## To be done
Every record below should be printed exactly as given.

────────────────────────────────────────

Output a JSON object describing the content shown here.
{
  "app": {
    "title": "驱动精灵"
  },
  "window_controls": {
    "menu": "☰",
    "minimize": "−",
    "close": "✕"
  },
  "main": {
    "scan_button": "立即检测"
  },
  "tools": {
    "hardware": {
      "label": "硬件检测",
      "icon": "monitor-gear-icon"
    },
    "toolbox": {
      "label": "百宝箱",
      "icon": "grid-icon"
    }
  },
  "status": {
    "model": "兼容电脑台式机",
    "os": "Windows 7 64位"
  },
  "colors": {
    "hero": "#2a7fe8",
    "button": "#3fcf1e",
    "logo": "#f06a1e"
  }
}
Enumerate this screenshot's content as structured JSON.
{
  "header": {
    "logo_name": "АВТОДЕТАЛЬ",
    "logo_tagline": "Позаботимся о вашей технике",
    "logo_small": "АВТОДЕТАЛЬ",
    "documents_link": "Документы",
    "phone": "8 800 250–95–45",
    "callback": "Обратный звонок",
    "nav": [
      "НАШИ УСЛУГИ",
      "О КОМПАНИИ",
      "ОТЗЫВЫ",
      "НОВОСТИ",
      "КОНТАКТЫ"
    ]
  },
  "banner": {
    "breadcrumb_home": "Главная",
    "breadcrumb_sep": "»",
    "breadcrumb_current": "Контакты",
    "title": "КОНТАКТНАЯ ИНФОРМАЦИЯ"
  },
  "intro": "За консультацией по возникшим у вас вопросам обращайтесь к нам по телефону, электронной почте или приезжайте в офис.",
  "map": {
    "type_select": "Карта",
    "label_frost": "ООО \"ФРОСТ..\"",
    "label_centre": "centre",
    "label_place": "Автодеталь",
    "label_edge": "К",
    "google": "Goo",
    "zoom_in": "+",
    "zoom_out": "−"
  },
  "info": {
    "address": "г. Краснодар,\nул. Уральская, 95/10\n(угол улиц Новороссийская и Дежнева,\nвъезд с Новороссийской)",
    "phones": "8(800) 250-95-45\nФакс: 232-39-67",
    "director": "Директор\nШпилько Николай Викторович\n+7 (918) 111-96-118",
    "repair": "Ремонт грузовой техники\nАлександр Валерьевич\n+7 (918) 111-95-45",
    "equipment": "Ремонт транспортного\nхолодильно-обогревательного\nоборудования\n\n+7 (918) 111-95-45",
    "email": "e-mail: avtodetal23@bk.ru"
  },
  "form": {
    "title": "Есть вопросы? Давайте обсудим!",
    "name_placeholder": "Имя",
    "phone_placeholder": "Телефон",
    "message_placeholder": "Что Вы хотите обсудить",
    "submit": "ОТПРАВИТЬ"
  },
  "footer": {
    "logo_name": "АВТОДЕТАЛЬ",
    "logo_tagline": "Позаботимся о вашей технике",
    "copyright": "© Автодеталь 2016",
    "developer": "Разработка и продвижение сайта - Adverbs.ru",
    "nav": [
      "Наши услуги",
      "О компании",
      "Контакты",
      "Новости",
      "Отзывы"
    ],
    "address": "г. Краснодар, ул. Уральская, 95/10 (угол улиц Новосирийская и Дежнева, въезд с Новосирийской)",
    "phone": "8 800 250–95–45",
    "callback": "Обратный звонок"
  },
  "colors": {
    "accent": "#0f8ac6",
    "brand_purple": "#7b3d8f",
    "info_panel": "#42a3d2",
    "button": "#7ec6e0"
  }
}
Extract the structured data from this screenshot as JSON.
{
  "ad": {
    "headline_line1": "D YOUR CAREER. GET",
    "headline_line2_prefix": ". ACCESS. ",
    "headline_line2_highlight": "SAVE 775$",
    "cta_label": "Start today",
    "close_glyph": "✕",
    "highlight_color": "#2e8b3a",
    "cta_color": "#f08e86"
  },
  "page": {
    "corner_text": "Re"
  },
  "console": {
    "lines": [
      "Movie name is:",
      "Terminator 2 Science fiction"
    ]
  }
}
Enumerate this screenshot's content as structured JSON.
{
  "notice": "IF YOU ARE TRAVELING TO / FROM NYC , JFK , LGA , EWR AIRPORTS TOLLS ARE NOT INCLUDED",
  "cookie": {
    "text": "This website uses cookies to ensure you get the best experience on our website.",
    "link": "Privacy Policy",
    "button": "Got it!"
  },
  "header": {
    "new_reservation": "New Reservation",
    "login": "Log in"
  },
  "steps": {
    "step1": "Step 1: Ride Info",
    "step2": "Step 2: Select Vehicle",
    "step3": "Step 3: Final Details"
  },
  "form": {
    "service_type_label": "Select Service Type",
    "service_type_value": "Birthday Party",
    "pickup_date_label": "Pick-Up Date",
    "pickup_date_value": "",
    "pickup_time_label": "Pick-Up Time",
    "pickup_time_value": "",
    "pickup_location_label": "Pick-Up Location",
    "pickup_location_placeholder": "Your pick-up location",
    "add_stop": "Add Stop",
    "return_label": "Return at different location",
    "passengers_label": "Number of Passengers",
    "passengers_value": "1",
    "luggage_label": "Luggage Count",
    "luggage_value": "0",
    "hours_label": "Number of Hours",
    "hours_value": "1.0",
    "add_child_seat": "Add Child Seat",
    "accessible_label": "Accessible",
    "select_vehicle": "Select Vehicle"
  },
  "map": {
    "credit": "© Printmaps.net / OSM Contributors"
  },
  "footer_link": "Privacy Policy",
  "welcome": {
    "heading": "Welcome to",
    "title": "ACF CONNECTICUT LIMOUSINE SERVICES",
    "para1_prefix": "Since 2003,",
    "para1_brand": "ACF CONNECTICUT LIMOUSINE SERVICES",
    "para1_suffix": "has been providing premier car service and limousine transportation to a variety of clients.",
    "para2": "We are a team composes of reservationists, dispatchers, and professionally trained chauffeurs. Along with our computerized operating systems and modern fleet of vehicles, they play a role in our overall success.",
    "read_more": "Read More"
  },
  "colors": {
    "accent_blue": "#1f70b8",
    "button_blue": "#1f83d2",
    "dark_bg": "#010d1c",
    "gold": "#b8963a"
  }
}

────────────────────────────────────────

## Full response
Output a JSON object describing the content shown here.
{
  "app": {
    "title": "驱动精灵"
  },
  "window_controls": {
    "menu": "☰",
    "minimize": "−",
    "close": "✕"
  },
  "main": {
    "scan_button": "立即检测"
  },
  "tools": {
    "hardware": {
      "label": "硬件检测",
      "icon": "monitor-gear-icon"
    },
    "toolbox": {
      "label": "百宝箱",
      "icon": "grid-icon"
    }
  },
  "status": {
    "model": "兼容电脑台式机",
    "os": "Windows 7 64位"
  },
  "colors": {
    "hero": "#2a7fe8",
    "button": "#3fcf1e",
    "logo": "#f06a1e"
  }
}
Enumerate this screenshot's content as structured JSON.
{
  "header": {
    "logo_name": "АВТОДЕТАЛЬ",
    "logo_tagline": "Позаботимся о вашей технике",
    "logo_small": "АВТОДЕТАЛЬ",
    "documents_link": "Документы",
    "phone": "8 800 250–95–45",
    "callback": "Обратный звонок",
    "nav": [
      "НАШИ УСЛУГИ",
      "О КОМПАНИИ",
      "ОТЗЫВЫ",
      "НОВОСТИ",
      "КОНТАКТЫ"
    ]
  },
  "banner": {
    "breadcrumb_home": "Главная",
    "breadcrumb_sep": "»",
    "breadcrumb_current": "Контакты",
    "title": "КОНТАКТНАЯ ИНФОРМАЦИЯ"
  },
  "intro": "За консультацией по возникшим у вас вопросам обращайтесь к нам по телефону, электронной почте или приезжайте в офис.",
  "map": {
    "type_select": "Карта",
    "label_frost": "ООО \"ФРОСТ..\"",
    "label_centre": "centre",
    "label_place": "Автодеталь",
    "label_edge": "К",
    "google": "Goo",
    "zoom_in": "+",
    "zoom_out": "−"
  },
  "info": {
    "address": "г. Краснодар,\nул. Уральская, 95/10\n(угол улиц Новороссийская и Дежнева,\nвъезд с Новороссийской)",
    "phones": "8(800) 250-95-45\nФакс: 232-39-67",
    "director": "Директор\nШпилько Николай Викторович\n+7 (918) 111-96-118",
    "repair": "Ремонт грузовой техники\nАлександр Валерьевич\n+7 (918) 111-95-45",
    "equipment": "Ремонт транспортного\nхолодильно-обогревательного\nоборудования\n\n+7 (918) 111-95-45",
    "email": "e-mail: avtodetal23@bk.ru"
  },
  "form": {
    "title": "Есть вопросы? Давайте обсудим!",
    "name_placeholder": "Имя",
    "phone_placeholder": "Телефон",
    "message_placeholder": "Что Вы хотите обсудить",
    "submit": "ОТПРАВИТЬ"
  },
  "footer": {
    "logo_name": "АВТОДЕТАЛЬ",
    "logo_tagline": "Позаботимся о вашей технике",
    "copyright": "© Автодеталь 2016",
    "developer": "Разработка и продвижение сайта - Adverbs.ru",
    "nav": [
      "Наши услуги",
      "О компании",
      "Контакты",
      "Новости",
      "Отзывы"
    ],
    "address": "г. Краснодар, ул. Уральская, 95/10 (угол улиц Новосирийская и Дежнева, въезд с Новосирийской)",
    "phone": "8 800 250–95–45",
    "callback": "Обратный звонок"
  },
  "colors": {
    "accent": "#0f8ac6",
    "brand_purple": "#7b3d8f",
    "info_panel": "#42a3d2",
    "button": "#7ec6e0"
  }
}
Extract the structured data from this screenshot as JSON.
{
  "ad": {
    "headline_line1": "D YOUR CAREER. GET",
    "headline_line2_prefix": ". ACCESS. ",
    "headline_line2_highlight": "SAVE 775$",
    "cta_label": "Start today",
    "close_glyph": "✕",
    "highlight_color": "#2e8b3a",
    "cta_color": "#f08e86"
  },
  "page": {
    "corner_text": "Re"
  },
  "console": {
    "lines": [
      "Movie name is:",
      "Terminator 2 Science fiction"
    ]
  }
}
Enumerate this screenshot's content as structured JSON.
{
  "notice": "IF YOU ARE TRAVELING TO / FROM NYC , JFK , LGA , EWR AIRPORTS TOLLS ARE NOT INCLUDED",
  "cookie": {
    "text": "This website uses cookies to ensure you get the best experience on our website.",
    "link": "Privacy Policy",
    "button": "Got it!"
  },
  "header": {
    "new_reservation": "New Reservation",
    "login": "Log in"
  },
  "steps": {
    "step1": "Step 1: Ride Info",
    "step2": "Step 2: Select Vehicle",
    "step3": "Step 3: Final Details"
  },
  "form": {
    "service_type_label": "Select Service Type",
    "service_type_value": "Birthday Party",
    "pickup_date_label": "Pick-Up Date",
    "pickup_date_value": "",
    "pickup_time_label": "Pick-Up Time",
    "pickup_time_value": "",
    "pickup_location_label": "Pick-Up Location",
    "pickup_location_placeholder": "Your pick-up location",
    "add_stop": "Add Stop",
    "return_label": "Return at different location",
    "passengers_label": "Number of Passengers",
    "passengers_value": "1",
    "luggage_label": "Luggage Count",
    "luggage_value": "0",
    "hours_label": "Number of Hours",
    "hours_value": "1.0",
    "add_child_seat": "Add Child Seat",
    "accessible_label": "Accessible",
    "select_vehicle": "Select Vehicle"
  },
  "map": {
    "credit": "© Printmaps.net / OSM Contributors"
  },
  "footer_link": "Privacy Policy",
  "welcome": {
    "heading": "Welcome to",
    "title": "ACF CONNECTICUT LIMOUSINE SERVICES",
    "para1_prefix": "Since 2003,",
    "para1_brand": "ACF CONNECTICUT LIMOUSINE SERVICES",
    "para1_suffix": "has been providing premier car service and limousine transportation to a variety of clients.",
    "para2": "We are a team composes of reservationists, dispatchers, and professionally trained chauffeurs. Along with our computerized operating systems and modern fleet of vehicles, they play a role in our overall success.",
    "read_more": "Read More"
  },
  "colors": {
    "accent_blue": "#1f70b8",
    "button_blue": "#1f83d2",
    "dark_bg": "#010d1c",
    "gold": "#b8963a"
  }
}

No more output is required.